* **Required work**: Keep only the lines where "Widows" appears.

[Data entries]
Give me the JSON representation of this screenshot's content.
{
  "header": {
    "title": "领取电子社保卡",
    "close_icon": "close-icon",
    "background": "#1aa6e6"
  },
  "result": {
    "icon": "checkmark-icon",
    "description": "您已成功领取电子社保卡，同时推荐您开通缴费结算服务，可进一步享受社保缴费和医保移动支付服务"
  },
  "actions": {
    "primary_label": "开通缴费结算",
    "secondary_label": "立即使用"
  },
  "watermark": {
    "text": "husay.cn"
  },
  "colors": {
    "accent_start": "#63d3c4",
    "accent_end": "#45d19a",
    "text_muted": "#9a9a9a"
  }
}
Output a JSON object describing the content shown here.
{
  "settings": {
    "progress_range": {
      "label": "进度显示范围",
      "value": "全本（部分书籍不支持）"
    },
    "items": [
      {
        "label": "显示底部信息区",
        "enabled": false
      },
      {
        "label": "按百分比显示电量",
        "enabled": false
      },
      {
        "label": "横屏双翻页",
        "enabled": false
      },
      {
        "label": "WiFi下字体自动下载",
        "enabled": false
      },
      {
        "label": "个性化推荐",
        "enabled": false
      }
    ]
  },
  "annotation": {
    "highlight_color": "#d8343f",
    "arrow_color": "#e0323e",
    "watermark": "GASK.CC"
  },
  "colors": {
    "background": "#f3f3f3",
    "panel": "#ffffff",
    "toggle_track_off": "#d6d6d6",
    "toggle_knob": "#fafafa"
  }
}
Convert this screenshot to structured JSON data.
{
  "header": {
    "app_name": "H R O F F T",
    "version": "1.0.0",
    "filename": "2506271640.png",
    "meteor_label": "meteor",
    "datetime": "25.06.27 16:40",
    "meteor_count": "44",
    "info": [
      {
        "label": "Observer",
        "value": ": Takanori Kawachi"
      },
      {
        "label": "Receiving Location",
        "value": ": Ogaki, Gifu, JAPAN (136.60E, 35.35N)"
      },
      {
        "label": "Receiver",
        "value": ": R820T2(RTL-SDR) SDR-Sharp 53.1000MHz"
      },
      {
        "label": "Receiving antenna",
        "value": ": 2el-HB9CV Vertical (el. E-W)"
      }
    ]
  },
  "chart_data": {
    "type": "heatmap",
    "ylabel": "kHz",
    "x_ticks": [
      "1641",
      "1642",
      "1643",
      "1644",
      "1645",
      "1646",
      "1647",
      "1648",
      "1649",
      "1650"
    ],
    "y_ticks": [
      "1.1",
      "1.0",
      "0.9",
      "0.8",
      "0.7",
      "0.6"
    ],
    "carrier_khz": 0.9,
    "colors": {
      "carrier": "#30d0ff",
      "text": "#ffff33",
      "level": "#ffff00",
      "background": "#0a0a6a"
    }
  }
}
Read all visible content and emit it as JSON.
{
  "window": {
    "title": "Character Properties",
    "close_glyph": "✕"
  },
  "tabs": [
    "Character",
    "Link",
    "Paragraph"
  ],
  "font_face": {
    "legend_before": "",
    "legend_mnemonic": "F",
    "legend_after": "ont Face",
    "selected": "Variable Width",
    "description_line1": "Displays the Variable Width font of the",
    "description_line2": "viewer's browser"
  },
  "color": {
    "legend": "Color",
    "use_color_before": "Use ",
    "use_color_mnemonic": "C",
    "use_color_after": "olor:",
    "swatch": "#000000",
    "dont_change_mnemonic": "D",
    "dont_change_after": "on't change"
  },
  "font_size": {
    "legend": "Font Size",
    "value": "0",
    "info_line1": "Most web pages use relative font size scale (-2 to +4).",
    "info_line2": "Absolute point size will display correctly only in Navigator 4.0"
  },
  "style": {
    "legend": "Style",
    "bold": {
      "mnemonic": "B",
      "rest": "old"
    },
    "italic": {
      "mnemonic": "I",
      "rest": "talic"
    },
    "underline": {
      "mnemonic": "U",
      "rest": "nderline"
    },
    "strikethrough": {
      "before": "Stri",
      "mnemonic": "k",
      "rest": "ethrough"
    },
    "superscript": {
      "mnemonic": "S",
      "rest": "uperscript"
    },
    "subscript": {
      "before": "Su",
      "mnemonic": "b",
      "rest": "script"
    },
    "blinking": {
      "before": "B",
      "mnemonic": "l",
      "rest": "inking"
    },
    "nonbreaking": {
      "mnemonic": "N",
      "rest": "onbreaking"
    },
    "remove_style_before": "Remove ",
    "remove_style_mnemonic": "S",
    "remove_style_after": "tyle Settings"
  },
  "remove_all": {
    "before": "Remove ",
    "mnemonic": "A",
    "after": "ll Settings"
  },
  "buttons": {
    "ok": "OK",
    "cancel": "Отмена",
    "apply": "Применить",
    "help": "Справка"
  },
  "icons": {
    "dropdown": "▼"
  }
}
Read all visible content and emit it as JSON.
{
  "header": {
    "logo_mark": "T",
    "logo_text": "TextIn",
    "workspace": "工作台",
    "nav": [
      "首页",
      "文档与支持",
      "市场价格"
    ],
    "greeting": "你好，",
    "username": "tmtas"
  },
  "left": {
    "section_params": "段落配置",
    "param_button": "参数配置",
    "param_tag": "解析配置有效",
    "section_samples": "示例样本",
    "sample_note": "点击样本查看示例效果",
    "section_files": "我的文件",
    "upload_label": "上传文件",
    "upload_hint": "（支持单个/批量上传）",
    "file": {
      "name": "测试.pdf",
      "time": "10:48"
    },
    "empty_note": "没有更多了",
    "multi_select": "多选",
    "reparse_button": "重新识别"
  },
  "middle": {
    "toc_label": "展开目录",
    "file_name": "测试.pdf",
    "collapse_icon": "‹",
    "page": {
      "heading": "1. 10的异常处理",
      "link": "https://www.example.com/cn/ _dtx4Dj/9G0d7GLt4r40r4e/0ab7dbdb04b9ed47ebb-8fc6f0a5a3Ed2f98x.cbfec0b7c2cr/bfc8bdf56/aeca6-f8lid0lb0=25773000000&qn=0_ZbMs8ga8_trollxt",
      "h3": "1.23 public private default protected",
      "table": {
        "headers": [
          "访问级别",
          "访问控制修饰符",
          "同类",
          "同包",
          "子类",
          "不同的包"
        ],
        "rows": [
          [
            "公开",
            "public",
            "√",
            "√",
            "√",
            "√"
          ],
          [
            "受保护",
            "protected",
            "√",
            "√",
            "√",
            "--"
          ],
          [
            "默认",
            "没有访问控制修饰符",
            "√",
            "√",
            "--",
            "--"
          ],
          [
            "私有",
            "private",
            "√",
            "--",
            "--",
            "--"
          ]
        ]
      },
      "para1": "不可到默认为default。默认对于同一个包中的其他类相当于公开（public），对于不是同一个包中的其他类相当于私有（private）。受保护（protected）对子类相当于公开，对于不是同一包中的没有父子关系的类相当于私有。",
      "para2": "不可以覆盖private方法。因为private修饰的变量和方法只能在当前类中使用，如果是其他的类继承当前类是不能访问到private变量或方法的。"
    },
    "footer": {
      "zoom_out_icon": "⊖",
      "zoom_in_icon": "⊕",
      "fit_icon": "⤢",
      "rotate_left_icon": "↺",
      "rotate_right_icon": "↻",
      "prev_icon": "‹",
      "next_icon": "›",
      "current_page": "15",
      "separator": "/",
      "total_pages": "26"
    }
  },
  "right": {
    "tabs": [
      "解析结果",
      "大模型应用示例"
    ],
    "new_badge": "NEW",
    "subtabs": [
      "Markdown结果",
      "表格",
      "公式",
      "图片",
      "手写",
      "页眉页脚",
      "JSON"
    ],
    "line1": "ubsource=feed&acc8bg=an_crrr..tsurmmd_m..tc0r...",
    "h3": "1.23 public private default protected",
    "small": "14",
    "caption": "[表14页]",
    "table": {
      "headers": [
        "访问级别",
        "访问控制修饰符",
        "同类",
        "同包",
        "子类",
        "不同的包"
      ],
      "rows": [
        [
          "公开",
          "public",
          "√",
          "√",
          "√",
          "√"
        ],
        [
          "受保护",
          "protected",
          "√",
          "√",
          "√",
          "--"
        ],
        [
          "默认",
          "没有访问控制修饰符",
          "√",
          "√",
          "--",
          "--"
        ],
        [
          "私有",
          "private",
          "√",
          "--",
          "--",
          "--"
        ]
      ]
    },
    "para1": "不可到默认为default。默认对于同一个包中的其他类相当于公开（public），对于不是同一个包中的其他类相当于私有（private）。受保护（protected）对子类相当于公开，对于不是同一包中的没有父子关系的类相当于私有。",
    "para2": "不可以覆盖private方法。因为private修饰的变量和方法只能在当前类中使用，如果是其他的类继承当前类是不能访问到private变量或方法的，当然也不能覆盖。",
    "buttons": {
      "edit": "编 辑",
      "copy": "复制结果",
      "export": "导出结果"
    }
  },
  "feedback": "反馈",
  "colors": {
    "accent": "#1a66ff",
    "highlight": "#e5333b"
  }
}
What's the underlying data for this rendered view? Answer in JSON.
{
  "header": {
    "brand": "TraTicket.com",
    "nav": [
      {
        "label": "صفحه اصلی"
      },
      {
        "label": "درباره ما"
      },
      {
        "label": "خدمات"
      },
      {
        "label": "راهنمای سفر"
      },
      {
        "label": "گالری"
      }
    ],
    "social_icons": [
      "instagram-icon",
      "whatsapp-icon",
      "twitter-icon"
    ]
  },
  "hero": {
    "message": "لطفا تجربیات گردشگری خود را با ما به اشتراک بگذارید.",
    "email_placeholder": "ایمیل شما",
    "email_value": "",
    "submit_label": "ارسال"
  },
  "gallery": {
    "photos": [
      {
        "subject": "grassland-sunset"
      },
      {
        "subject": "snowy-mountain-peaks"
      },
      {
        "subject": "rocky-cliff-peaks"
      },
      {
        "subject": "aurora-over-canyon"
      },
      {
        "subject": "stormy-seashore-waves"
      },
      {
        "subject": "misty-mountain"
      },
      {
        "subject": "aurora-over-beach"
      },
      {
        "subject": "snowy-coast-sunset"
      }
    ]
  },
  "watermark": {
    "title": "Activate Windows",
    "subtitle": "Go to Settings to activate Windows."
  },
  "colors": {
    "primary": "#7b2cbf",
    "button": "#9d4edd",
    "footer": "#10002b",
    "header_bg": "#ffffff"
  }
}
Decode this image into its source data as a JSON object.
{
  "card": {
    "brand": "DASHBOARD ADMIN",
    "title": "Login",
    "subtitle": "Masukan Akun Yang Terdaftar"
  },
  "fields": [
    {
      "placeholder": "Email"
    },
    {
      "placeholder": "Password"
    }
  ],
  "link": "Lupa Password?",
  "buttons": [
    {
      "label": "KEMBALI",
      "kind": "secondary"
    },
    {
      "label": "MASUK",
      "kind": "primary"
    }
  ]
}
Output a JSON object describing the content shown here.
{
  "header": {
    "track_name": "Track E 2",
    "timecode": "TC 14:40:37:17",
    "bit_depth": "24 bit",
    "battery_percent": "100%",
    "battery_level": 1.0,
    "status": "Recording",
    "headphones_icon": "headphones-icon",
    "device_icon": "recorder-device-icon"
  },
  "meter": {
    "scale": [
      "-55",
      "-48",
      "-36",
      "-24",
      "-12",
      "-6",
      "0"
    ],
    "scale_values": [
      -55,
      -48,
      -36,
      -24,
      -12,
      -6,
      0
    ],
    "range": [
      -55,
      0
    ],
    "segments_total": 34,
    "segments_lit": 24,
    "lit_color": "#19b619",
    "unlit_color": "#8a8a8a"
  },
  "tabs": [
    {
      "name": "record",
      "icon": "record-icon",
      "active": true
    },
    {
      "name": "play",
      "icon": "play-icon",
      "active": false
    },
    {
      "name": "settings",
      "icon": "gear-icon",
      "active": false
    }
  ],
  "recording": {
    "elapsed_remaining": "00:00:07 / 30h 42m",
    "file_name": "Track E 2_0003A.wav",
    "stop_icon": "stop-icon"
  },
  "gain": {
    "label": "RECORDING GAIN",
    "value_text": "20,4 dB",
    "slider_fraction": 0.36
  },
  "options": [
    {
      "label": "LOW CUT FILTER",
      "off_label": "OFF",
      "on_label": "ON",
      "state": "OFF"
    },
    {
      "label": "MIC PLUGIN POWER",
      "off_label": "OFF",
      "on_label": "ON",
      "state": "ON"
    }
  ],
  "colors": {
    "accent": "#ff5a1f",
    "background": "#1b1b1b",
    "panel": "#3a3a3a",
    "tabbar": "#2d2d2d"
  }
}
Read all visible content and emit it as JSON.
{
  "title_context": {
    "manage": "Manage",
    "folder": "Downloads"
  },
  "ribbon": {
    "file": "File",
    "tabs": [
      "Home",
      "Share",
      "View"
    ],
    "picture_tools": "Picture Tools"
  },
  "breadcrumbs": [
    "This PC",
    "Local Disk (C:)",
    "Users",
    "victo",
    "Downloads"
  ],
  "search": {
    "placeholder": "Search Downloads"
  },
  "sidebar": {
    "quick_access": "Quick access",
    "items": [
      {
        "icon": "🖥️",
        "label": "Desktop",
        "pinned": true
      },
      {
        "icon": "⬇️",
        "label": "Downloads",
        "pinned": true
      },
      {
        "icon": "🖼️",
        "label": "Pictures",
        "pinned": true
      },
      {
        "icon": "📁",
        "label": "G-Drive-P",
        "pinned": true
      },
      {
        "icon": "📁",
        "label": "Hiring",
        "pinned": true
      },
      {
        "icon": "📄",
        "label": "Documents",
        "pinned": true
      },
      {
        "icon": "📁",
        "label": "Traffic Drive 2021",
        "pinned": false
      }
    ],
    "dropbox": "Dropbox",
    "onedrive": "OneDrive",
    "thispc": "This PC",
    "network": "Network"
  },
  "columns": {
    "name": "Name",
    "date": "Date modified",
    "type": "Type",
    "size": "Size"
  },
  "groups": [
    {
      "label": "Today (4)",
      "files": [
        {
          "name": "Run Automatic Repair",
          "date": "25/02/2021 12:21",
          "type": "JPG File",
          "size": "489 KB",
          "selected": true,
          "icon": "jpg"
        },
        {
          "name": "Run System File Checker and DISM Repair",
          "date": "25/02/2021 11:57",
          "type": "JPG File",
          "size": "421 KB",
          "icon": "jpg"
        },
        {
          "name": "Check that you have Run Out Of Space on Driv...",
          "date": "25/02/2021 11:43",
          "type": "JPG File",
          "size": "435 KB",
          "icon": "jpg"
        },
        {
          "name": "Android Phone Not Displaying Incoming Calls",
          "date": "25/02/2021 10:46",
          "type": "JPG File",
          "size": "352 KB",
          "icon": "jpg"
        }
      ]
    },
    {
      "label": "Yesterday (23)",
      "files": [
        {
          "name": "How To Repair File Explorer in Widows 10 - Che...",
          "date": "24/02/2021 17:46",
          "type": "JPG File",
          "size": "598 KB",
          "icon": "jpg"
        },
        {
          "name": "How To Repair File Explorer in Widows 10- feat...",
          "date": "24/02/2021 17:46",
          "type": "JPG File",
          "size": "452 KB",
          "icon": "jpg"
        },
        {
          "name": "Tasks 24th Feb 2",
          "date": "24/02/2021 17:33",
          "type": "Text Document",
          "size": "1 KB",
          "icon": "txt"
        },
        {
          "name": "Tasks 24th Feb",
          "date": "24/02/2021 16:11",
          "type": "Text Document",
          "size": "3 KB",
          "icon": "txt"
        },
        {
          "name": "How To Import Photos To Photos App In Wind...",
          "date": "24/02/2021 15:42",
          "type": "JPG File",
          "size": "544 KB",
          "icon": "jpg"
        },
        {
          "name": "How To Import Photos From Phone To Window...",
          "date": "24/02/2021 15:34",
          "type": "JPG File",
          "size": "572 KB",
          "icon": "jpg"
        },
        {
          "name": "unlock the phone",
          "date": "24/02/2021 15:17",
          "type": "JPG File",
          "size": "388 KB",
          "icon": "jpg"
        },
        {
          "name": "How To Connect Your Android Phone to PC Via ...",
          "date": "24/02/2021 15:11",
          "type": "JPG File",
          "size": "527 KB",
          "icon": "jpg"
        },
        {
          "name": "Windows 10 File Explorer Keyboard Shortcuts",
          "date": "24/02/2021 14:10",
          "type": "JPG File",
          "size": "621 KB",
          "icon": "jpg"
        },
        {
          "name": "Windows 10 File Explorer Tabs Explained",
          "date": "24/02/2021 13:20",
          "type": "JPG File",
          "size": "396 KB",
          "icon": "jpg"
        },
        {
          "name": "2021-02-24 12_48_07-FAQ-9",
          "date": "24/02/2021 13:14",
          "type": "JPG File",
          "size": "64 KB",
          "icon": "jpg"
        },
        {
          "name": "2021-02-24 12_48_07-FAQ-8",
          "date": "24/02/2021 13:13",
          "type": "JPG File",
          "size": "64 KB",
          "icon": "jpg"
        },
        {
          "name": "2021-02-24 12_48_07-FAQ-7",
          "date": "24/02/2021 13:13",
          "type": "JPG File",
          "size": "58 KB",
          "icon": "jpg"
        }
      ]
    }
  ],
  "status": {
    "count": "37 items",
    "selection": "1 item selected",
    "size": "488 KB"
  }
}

* **Correct result**:
          "name": "How To Repair File Explorer in Widows 10 - Che...",
          "name": "How To Repair File Explorer in Widows 10- feat...",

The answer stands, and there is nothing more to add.